**STATED GOAL**
Gather every line in the material below that contains the string "Registry", matching its case exactly.

**Records**
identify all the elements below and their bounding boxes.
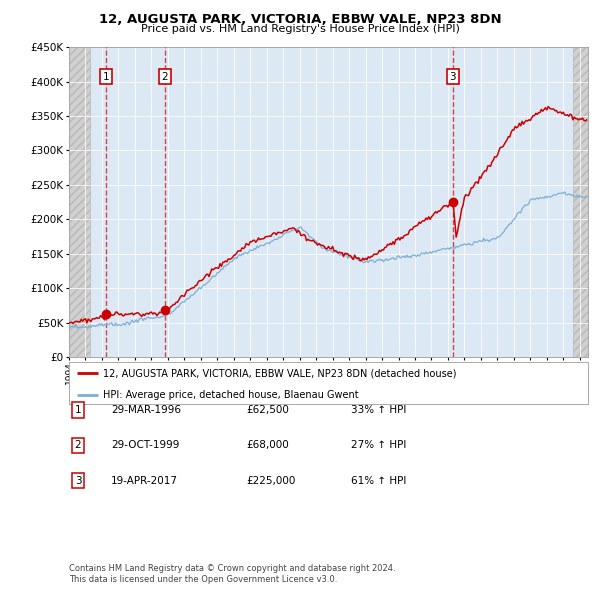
Bar (573, 47, 588, 357)
Text: £62,500: £62,500 (246, 405, 289, 415)
Text: Price paid vs. HM Land Registry's House Price Index (HPI): Price paid vs. HM Land Registry's House … (140, 24, 460, 34)
Text: HPI: Average price, detached house, Blaenau Gwent: HPI: Average price, detached house, Blae… (103, 390, 358, 400)
Text: 27% ↑ HPI: 27% ↑ HPI (351, 441, 406, 450)
Text: 12, AUGUSTA PARK, VICTORIA, EBBW VALE, NP23 8DN (detached house): 12, AUGUSTA PARK, VICTORIA, EBBW VALE, N… (103, 368, 456, 378)
Text: 61% ↑ HPI: 61% ↑ HPI (351, 476, 406, 486)
Text: 29-MAR-1996: 29-MAR-1996 (111, 405, 181, 415)
Text: 2: 2 (162, 72, 169, 82)
Text: 12, AUGUSTA PARK, VICTORIA, EBBW VALE, NP23 8DN: 12, AUGUSTA PARK, VICTORIA, EBBW VALE, N… (98, 13, 502, 26)
Text: 1: 1 (103, 72, 109, 82)
Text: 19-APR-2017: 19-APR-2017 (111, 476, 178, 486)
Text: 33% ↑ HPI: 33% ↑ HPI (351, 405, 406, 415)
Text: 29-OCT-1999: 29-OCT-1999 (111, 441, 179, 450)
Text: 1: 1 (74, 405, 82, 415)
Text: 2: 2 (74, 441, 82, 450)
Text: This data is licensed under the Open Government Licence v3.0.: This data is licensed under the Open Gov… (69, 575, 337, 584)
Text: 3: 3 (74, 476, 82, 486)
Text: 3: 3 (449, 72, 456, 82)
Bar (69, 47, 91, 357)
Text: £225,000: £225,000 (246, 476, 295, 486)
Text: Contains HM Land Registry data © Crown copyright and database right 2024.: Contains HM Land Registry data © Crown c… (69, 565, 395, 573)
Text: £68,000: £68,000 (246, 441, 289, 450)
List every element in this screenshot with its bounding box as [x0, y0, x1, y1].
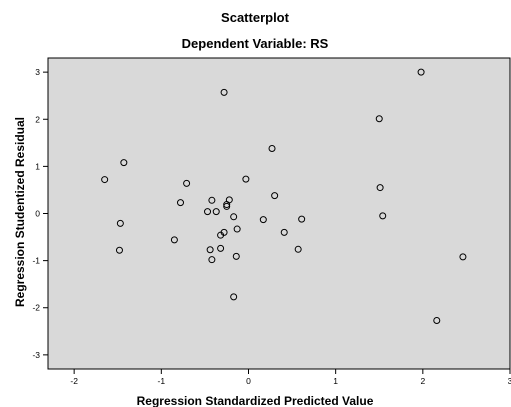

**WRITTEN RESPONSE**
Text: Price paid vs. HM Land Registry's House Price Index (HPI): Price paid vs. HM Land Registry's House … (140, 24, 460, 34)
Text: Contains HM Land Registry data © Crown copyright and database right 2024.: Contains HM Land Registry data © Crown c… (69, 565, 395, 573)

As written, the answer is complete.